Write out the records that appear below, verbatim and complete, but without pictures.
#### Dataset excerpts
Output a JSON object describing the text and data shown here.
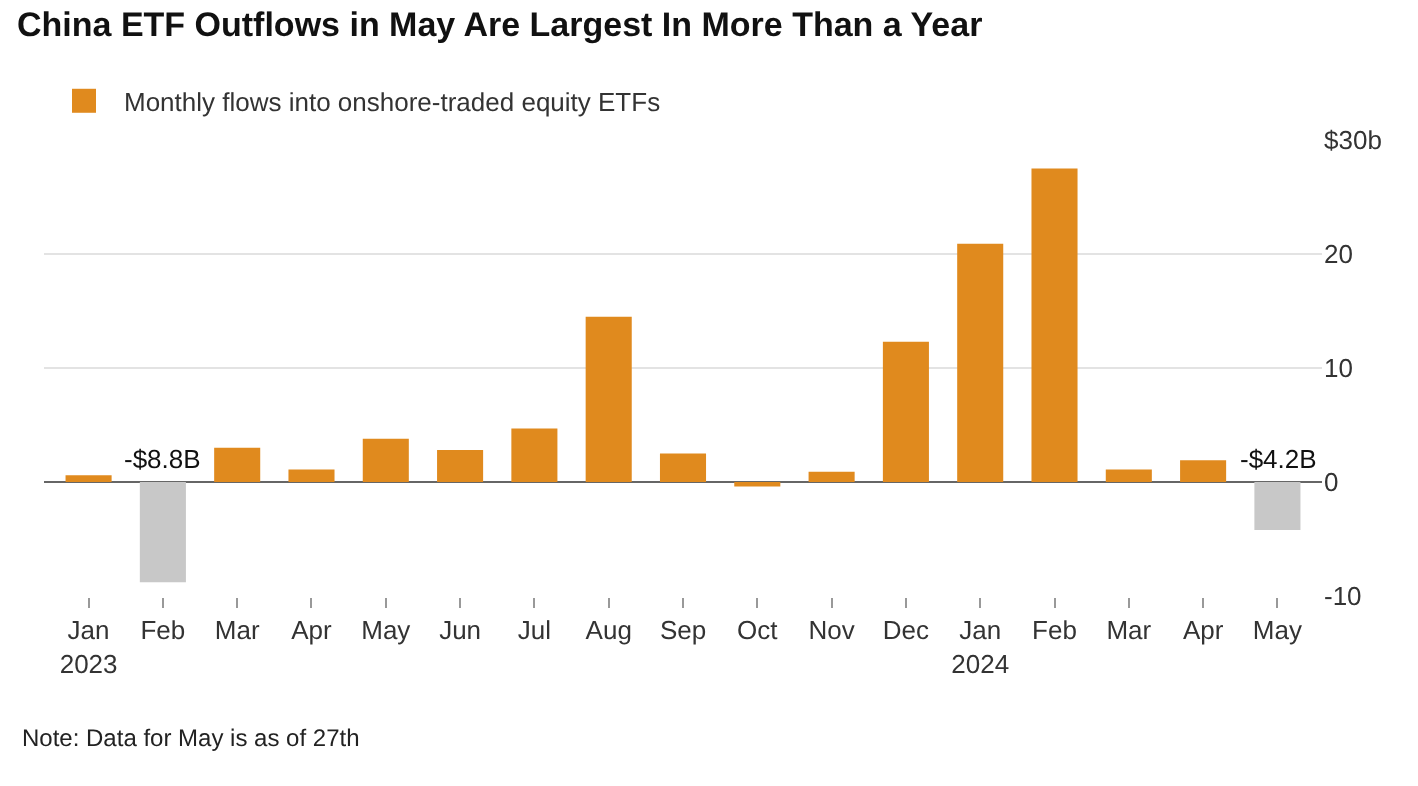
{
  "chart_data": {
    "type": "bar",
    "title": "China ETF Outflows in May Are Largest In More Than a Year",
    "categories": [
      "Jan\n2023",
      "Feb",
      "Mar",
      "Apr",
      "May",
      "Jun",
      "Jul",
      "Aug",
      "Sep",
      "Oct",
      "Nov",
      "Dec",
      "Jan\n2024",
      "Feb",
      "Mar",
      "Apr",
      "May"
    ],
    "series": [
      {
        "name": "Monthly flows into onshore-traded equity ETFs",
        "color": "#e08a1e",
        "colors": [
          "#e08a1e",
          "#c8c8c8",
          "#e08a1e",
          "#e08a1e",
          "#e08a1e",
          "#e08a1e",
          "#e08a1e",
          "#e08a1e",
          "#e08a1e",
          "#e08a1e",
          "#e08a1e",
          "#e08a1e",
          "#e08a1e",
          "#e08a1e",
          "#e08a1e",
          "#e08a1e",
          "#c8c8c8"
        ],
        "values": [
          0.6,
          -8.8,
          3.0,
          1.1,
          3.8,
          2.8,
          4.7,
          14.5,
          2.5,
          -0.4,
          0.9,
          12.3,
          20.9,
          27.5,
          1.1,
          1.9,
          -4.2
        ],
        "value_labels": [
          null,
          "-$8.8B",
          null,
          null,
          null,
          null,
          null,
          null,
          null,
          null,
          null,
          null,
          null,
          null,
          null,
          null,
          "-$4.2B"
        ]
      }
    ],
    "ylim": [
      -10,
      30
    ],
    "yticks": [
      {
        "value": 30,
        "label": "$30b"
      },
      20,
      10,
      0,
      -10
    ],
    "grid": "y",
    "legend": "top left",
    "annotations": [
      "Note: Data for May is as of 27th"
    ]
  }
}
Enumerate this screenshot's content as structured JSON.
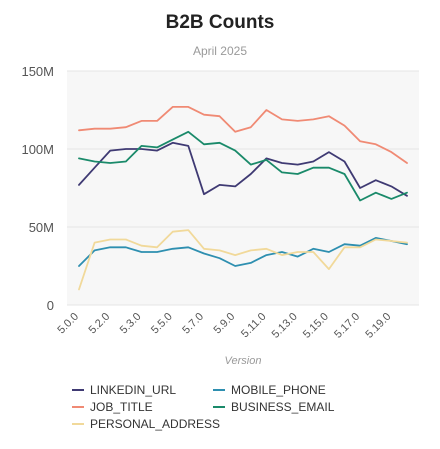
{
  "chart_data": {
    "type": "line",
    "title": "B2B Counts",
    "subtitle": "April 2025",
    "xlabel": "Version",
    "ylabel": "",
    "ylim": [
      0,
      150000000
    ],
    "y_ticks": [
      {
        "value": 0,
        "label": "0"
      },
      {
        "value": 50000000,
        "label": "50M"
      },
      {
        "value": 100000000,
        "label": "100M"
      },
      {
        "value": 150000000,
        "label": "150M"
      }
    ],
    "x": [
      "5.0.0",
      "5.1.0",
      "5.2.0",
      "5.2.1",
      "5.3.0",
      "5.4.0",
      "5.5.0",
      "5.6.0",
      "5.7.0",
      "5.8.0",
      "5.9.0",
      "5.10.0",
      "5.11.0",
      "5.12.0",
      "5.13.0",
      "5.14.0",
      "5.15.0",
      "5.16.0",
      "5.17.0",
      "5.18.0",
      "5.19.0",
      "5.20.0"
    ],
    "x_tick_labels": [
      {
        "index": 0,
        "label": "5.0.0"
      },
      {
        "index": 2,
        "label": "5.2.0"
      },
      {
        "index": 4,
        "label": "5.3.0"
      },
      {
        "index": 6,
        "label": "5.5.0"
      },
      {
        "index": 8,
        "label": "5.7.0"
      },
      {
        "index": 10,
        "label": "5.9.0"
      },
      {
        "index": 12,
        "label": "5.11.0"
      },
      {
        "index": 14,
        "label": "5.13.0"
      },
      {
        "index": 16,
        "label": "5.15.0"
      },
      {
        "index": 18,
        "label": "5.17.0"
      },
      {
        "index": 20,
        "label": "5.19.0"
      }
    ],
    "grid": true,
    "legend_position": "bottom",
    "series": [
      {
        "name": "LINKEDIN_URL",
        "color": "#3f3a73",
        "values": [
          77000000,
          88000000,
          99000000,
          100000000,
          100000000,
          99000000,
          104000000,
          102000000,
          71000000,
          77000000,
          76000000,
          84000000,
          94000000,
          91000000,
          90000000,
          92000000,
          98000000,
          92000000,
          75000000,
          80000000,
          76000000,
          70000000
        ]
      },
      {
        "name": "MOBILE_PHONE",
        "color": "#2e8fb0",
        "values": [
          25000000,
          35000000,
          37000000,
          37000000,
          34000000,
          34000000,
          36000000,
          37000000,
          33000000,
          30000000,
          25000000,
          27000000,
          32000000,
          34000000,
          31000000,
          36000000,
          34000000,
          39000000,
          38000000,
          43000000,
          41000000,
          39000000
        ]
      },
      {
        "name": "JOB_TITLE",
        "color": "#f08a74",
        "values": [
          112000000,
          113000000,
          113000000,
          114000000,
          118000000,
          118000000,
          127000000,
          127000000,
          122000000,
          121000000,
          111000000,
          114000000,
          125000000,
          119000000,
          118000000,
          119000000,
          121000000,
          115000000,
          105000000,
          103000000,
          98000000,
          91000000
        ]
      },
      {
        "name": "BUSINESS_EMAIL",
        "color": "#1a8a6a",
        "values": [
          94000000,
          92000000,
          91000000,
          92000000,
          102000000,
          101000000,
          106000000,
          111000000,
          103000000,
          104000000,
          99000000,
          90000000,
          93000000,
          85000000,
          84000000,
          88000000,
          88000000,
          84000000,
          67000000,
          72000000,
          68000000,
          72000000
        ]
      },
      {
        "name": "PERSONAL_ADDRESS",
        "color": "#f1d99a",
        "values": [
          10000000,
          40000000,
          42000000,
          42000000,
          38000000,
          37000000,
          47000000,
          48000000,
          36000000,
          35000000,
          32000000,
          35000000,
          36000000,
          32000000,
          34000000,
          34000000,
          23000000,
          37000000,
          37000000,
          42000000,
          41000000,
          40000000
        ]
      }
    ]
  }
}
########
■ Full response:
Output a JSON object describing the text and data shown here.
{
  "chart_data": {
    "type": "bar",
    "title": "China ETF Outflows in May Are Largest In More Than a Year",
    "categories": [
      "Jan\n2023",
      "Feb",
      "Mar",
      "Apr",
      "May",
      "Jun",
      "Jul",
      "Aug",
      "Sep",
      "Oct",
      "Nov",
      "Dec",
      "Jan\n2024",
      "Feb",
      "Mar",
      "Apr",
      "May"
    ],
    "series": [
      {
        "name": "Monthly flows into onshore-traded equity ETFs",
        "color": "#e08a1e",
        "colors": [
          "#e08a1e",
          "#c8c8c8",
          "#e08a1e",
          "#e08a1e",
          "#e08a1e",
          "#e08a1e",
          "#e08a1e",
          "#e08a1e",
          "#e08a1e",
          "#e08a1e",
          "#e08a1e",
          "#e08a1e",
          "#e08a1e",
          "#e08a1e",
          "#e08a1e",
          "#e08a1e",
          "#c8c8c8"
        ],
        "values": [
          0.6,
          -8.8,
          3.0,
          1.1,
          3.8,
          2.8,
          4.7,
          14.5,
          2.5,
          -0.4,
          0.9,
          12.3,
          20.9,
          27.5,
          1.1,
          1.9,
          -4.2
        ],
        "value_labels": [
          null,
          "-$8.8B",
          null,
          null,
          null,
          null,
          null,
          null,
          null,
          null,
          null,
          null,
          null,
          null,
          null,
          null,
          "-$4.2B"
        ]
      }
    ],
    "ylim": [
      -10,
      30
    ],
    "yticks": [
      {
        "value": 30,
        "label": "$30b"
      },
      20,
      10,
      0,
      -10
    ],
    "grid": "y",
    "legend": "top left",
    "annotations": [
      "Note: Data for May is as of 27th"
    ]
  }
}
Enumerate this screenshot's content as structured JSON.
{
  "chart_data": {
    "type": "line",
    "title": "B2B Counts",
    "subtitle": "April 2025",
    "xlabel": "Version",
    "ylabel": "",
    "ylim": [
      0,
      150000000
    ],
    "y_ticks": [
      {
        "value": 0,
        "label": "0"
      },
      {
        "value": 50000000,
        "label": "50M"
      },
      {
        "value": 100000000,
        "label": "100M"
      },
      {
        "value": 150000000,
        "label": "150M"
      }
    ],
    "x": [
      "5.0.0",
      "5.1.0",
      "5.2.0",
      "5.2.1",
      "5.3.0",
      "5.4.0",
      "5.5.0",
      "5.6.0",
      "5.7.0",
      "5.8.0",
      "5.9.0",
      "5.10.0",
      "5.11.0",
      "5.12.0",
      "5.13.0",
      "5.14.0",
      "5.15.0",
      "5.16.0",
      "5.17.0",
      "5.18.0",
      "5.19.0",
      "5.20.0"
    ],
    "x_tick_labels": [
      {
        "index": 0,
        "label": "5.0.0"
      },
      {
        "index": 2,
        "label": "5.2.0"
      },
      {
        "index": 4,
        "label": "5.3.0"
      },
      {
        "index": 6,
        "label": "5.5.0"
      },
      {
        "index": 8,
        "label": "5.7.0"
      },
      {
        "index": 10,
        "label": "5.9.0"
      },
      {
        "index": 12,
        "label": "5.11.0"
      },
      {
        "index": 14,
        "label": "5.13.0"
      },
      {
        "index": 16,
        "label": "5.15.0"
      },
      {
        "index": 18,
        "label": "5.17.0"
      },
      {
        "index": 20,
        "label": "5.19.0"
      }
    ],
    "grid": true,
    "legend_position": "bottom",
    "series": [
      {
        "name": "LINKEDIN_URL",
        "color": "#3f3a73",
        "values": [
          77000000,
          88000000,
          99000000,
          100000000,
          100000000,
          99000000,
          104000000,
          102000000,
          71000000,
          77000000,
          76000000,
          84000000,
          94000000,
          91000000,
          90000000,
          92000000,
          98000000,
          92000000,
          75000000,
          80000000,
          76000000,
          70000000
        ]
      },
      {
        "name": "MOBILE_PHONE",
        "color": "#2e8fb0",
        "values": [
          25000000,
          35000000,
          37000000,
          37000000,
          34000000,
          34000000,
          36000000,
          37000000,
          33000000,
          30000000,
          25000000,
          27000000,
          32000000,
          34000000,
          31000000,
          36000000,
          34000000,
          39000000,
          38000000,
          43000000,
          41000000,
          39000000
        ]
      },
      {
        "name": "JOB_TITLE",
        "color": "#f08a74",
        "values": [
          112000000,
          113000000,
          113000000,
          114000000,
          118000000,
          118000000,
          127000000,
          127000000,
          122000000,
          121000000,
          111000000,
          114000000,
          125000000,
          119000000,
          118000000,
          119000000,
          121000000,
          115000000,
          105000000,
          103000000,
          98000000,
          91000000
        ]
      },
      {
        "name": "BUSINESS_EMAIL",
        "color": "#1a8a6a",
        "values": [
          94000000,
          92000000,
          91000000,
          92000000,
          102000000,
          101000000,
          106000000,
          111000000,
          103000000,
          104000000,
          99000000,
          90000000,
          93000000,
          85000000,
          84000000,
          88000000,
          88000000,
          84000000,
          67000000,
          72000000,
          68000000,
          72000000
        ]
      },
      {
        "name": "PERSONAL_ADDRESS",
        "color": "#f1d99a",
        "values": [
          10000000,
          40000000,
          42000000,
          42000000,
          38000000,
          37000000,
          47000000,
          48000000,
          36000000,
          35000000,
          32000000,
          35000000,
          36000000,
          32000000,
          34000000,
          34000000,
          23000000,
          37000000,
          37000000,
          42000000,
          41000000,
          40000000
        ]
      }
    ]
  }
}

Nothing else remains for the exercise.